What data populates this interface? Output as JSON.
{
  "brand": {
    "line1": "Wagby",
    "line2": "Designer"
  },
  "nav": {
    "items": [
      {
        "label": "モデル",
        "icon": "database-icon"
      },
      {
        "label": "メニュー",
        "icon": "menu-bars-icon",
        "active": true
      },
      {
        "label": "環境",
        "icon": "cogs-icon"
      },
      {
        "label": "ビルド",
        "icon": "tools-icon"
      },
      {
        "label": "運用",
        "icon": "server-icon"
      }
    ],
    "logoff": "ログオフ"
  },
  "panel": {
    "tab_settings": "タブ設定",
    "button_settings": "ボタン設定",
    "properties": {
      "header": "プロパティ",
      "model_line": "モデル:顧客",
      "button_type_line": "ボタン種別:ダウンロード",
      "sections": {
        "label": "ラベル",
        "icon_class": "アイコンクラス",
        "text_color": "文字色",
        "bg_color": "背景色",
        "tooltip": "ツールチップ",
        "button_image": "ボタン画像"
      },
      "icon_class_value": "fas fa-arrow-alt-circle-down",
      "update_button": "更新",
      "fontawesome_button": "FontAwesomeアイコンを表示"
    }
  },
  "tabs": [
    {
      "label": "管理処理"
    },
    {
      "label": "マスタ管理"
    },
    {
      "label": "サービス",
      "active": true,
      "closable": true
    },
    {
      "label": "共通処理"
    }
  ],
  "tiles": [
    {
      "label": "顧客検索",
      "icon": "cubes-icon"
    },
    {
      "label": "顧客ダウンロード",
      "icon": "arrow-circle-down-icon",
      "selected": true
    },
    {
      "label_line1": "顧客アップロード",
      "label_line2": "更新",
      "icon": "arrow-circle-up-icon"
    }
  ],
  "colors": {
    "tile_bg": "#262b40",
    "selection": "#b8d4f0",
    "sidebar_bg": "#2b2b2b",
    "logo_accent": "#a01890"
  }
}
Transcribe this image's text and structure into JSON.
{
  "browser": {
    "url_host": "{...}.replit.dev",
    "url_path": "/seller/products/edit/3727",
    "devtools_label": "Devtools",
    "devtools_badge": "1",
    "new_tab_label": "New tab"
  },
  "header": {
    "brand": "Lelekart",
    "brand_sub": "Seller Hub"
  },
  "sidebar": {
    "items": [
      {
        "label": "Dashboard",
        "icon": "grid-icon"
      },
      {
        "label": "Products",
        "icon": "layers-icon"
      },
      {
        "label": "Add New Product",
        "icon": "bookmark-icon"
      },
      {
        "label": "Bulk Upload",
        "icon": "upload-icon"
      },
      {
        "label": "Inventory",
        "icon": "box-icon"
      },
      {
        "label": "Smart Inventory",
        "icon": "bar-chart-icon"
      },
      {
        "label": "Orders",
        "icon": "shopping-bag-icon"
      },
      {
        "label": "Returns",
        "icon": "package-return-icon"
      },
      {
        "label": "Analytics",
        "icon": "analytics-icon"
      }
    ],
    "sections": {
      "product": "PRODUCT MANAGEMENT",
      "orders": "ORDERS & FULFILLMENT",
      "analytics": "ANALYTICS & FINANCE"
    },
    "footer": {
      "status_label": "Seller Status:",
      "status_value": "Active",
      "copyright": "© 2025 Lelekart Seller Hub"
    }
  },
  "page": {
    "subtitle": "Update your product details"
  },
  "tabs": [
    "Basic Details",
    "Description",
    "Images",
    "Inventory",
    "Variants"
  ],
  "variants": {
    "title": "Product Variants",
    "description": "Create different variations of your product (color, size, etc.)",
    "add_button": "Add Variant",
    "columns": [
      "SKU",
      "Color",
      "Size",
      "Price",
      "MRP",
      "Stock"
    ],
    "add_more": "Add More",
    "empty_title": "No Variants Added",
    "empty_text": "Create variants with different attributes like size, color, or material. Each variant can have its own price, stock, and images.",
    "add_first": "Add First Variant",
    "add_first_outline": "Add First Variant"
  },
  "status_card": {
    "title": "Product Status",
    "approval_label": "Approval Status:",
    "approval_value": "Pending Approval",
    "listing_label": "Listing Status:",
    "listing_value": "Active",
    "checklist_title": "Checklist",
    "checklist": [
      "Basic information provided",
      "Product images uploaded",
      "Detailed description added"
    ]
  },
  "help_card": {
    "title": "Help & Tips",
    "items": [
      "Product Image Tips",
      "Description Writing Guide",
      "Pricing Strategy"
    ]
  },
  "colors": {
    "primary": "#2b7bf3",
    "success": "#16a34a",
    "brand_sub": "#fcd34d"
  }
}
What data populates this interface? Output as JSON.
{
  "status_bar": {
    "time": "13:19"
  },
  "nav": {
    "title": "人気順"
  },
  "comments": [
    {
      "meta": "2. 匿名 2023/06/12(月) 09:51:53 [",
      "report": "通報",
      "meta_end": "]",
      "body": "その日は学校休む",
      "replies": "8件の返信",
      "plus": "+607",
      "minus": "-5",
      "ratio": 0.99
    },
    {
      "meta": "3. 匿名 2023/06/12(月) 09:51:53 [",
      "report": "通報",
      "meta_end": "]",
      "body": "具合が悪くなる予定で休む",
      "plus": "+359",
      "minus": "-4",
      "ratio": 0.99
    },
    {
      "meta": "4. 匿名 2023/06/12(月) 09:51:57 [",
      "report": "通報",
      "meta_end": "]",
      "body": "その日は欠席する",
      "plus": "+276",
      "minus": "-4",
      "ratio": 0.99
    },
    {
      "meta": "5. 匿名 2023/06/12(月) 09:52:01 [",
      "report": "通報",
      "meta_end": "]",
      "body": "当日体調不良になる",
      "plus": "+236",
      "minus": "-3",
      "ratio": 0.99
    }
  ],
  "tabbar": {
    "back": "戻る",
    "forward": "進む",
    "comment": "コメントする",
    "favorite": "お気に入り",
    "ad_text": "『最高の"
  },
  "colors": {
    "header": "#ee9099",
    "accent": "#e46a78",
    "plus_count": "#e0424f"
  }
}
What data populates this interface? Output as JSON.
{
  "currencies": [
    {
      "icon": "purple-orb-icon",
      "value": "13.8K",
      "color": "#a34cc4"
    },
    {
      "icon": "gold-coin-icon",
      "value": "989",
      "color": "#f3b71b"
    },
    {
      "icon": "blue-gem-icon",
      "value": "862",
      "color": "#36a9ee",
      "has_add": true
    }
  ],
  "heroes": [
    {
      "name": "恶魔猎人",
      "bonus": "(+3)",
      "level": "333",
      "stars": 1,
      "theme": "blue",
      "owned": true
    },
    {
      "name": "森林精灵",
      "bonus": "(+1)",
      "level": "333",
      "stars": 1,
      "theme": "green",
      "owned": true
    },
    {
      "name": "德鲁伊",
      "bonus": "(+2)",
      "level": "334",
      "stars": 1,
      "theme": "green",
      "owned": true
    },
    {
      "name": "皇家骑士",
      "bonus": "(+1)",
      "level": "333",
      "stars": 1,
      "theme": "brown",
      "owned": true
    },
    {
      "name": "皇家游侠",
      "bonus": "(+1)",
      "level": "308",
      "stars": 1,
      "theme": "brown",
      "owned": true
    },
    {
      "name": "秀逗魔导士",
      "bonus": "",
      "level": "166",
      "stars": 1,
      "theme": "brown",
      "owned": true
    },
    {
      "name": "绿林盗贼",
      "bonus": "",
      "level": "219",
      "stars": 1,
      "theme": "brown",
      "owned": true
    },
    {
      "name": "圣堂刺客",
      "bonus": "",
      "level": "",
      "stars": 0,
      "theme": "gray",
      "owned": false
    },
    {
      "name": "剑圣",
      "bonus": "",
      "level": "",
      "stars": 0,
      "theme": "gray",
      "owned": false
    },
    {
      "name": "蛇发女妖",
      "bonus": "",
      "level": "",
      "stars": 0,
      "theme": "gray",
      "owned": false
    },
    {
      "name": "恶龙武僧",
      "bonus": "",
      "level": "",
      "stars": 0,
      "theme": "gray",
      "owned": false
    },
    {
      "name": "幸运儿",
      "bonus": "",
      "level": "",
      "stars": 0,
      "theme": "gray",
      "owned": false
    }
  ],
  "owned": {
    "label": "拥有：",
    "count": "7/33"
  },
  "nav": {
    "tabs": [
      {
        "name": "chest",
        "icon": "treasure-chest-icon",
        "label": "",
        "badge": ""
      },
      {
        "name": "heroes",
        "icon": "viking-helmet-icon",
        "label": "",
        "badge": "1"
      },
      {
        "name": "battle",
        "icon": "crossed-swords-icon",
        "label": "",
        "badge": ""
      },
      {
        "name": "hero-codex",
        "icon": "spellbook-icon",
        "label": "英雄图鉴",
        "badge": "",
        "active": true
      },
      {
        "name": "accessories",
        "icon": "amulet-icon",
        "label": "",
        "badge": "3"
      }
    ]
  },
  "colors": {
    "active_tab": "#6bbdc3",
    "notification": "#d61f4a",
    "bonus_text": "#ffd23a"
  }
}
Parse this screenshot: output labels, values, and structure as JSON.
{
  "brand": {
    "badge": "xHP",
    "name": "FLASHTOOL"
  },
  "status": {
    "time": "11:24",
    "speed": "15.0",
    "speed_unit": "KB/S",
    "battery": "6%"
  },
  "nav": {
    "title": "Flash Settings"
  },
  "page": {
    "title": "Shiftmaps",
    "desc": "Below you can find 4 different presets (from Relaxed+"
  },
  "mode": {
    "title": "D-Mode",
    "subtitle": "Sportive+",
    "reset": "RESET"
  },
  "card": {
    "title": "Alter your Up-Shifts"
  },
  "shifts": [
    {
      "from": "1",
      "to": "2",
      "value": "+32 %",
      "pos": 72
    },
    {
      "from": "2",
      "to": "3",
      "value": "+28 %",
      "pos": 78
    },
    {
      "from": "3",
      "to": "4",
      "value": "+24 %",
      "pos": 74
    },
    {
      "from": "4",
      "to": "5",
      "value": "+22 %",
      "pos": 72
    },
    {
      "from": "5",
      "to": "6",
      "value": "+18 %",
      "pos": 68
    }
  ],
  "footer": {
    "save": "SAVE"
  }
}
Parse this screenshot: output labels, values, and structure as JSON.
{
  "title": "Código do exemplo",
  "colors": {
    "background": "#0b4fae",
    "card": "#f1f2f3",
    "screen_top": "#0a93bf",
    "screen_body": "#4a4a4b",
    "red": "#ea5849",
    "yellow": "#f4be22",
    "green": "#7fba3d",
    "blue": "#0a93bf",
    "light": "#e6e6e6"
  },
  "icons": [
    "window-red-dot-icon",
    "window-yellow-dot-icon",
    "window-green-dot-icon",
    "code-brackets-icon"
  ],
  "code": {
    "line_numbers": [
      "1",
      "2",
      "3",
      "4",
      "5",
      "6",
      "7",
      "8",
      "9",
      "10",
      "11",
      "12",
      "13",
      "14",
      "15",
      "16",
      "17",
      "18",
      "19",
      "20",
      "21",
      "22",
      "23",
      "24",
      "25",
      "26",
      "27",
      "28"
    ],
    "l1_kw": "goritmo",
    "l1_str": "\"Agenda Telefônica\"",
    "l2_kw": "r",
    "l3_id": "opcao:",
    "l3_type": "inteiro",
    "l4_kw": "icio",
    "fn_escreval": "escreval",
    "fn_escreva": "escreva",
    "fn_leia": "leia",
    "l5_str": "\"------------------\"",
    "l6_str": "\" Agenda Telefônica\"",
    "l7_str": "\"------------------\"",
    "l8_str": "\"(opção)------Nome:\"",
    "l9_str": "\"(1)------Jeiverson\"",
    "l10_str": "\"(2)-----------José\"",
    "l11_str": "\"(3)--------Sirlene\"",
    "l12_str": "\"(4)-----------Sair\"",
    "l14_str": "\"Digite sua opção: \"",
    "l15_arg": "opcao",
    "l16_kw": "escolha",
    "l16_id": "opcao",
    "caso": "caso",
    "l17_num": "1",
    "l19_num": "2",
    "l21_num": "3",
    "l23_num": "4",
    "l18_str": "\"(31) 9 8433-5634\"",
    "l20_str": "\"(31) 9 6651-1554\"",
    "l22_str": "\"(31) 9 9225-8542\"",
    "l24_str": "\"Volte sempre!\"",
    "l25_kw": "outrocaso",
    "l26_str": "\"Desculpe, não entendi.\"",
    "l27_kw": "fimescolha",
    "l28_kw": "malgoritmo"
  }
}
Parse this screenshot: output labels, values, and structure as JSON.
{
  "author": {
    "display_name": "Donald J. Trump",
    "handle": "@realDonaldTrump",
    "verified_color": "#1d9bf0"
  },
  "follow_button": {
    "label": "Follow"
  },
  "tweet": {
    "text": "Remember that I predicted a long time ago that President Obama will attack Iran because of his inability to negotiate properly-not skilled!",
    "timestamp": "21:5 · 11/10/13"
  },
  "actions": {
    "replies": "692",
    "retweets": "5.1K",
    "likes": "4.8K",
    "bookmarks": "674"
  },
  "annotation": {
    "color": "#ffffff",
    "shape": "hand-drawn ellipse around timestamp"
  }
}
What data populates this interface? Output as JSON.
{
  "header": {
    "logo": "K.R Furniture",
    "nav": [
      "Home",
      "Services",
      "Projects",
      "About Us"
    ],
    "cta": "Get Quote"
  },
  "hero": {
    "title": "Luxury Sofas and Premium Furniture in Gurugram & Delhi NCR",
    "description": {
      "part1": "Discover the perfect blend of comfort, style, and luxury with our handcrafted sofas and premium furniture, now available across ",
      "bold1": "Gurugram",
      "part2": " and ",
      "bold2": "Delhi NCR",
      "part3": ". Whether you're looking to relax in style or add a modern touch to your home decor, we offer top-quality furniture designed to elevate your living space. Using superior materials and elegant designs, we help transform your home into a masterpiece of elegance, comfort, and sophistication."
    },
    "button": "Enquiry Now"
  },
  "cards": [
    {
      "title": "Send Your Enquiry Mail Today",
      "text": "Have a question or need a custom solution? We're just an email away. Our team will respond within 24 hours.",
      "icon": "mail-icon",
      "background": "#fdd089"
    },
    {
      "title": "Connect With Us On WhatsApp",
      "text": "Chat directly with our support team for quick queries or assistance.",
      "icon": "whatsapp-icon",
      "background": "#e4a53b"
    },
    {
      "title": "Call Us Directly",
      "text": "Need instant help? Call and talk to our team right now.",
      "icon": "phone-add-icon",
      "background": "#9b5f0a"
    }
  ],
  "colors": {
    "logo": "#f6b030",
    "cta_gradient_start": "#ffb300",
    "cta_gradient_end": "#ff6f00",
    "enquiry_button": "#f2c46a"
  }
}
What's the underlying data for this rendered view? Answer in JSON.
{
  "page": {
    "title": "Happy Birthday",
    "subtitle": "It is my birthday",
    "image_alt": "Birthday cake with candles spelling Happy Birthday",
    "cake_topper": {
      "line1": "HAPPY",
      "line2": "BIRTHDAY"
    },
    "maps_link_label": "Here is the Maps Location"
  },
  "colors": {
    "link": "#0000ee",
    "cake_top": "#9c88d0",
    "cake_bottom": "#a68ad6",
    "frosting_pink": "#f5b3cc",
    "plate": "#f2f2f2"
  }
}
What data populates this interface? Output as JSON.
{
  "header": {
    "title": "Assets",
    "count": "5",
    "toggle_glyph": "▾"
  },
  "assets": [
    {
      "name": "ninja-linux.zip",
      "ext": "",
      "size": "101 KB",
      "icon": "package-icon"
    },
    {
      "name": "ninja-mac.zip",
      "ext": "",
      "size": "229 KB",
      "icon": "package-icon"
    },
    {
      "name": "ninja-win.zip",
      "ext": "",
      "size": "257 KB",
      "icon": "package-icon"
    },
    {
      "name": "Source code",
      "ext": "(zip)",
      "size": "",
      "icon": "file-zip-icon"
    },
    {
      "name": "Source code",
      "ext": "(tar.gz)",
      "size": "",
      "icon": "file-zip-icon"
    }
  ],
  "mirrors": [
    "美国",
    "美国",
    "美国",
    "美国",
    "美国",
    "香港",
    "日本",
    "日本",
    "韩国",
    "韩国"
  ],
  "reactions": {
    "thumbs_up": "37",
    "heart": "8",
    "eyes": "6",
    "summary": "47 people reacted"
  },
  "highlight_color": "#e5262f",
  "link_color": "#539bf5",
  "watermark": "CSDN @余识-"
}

• • • • •

- [Short task]:
Return all lines with the word "green" in them.

- [Solution to this task]:
      "theme": "green",
      "theme": "green",
    "green": "#7fba3d",
    "window-green-dot-icon",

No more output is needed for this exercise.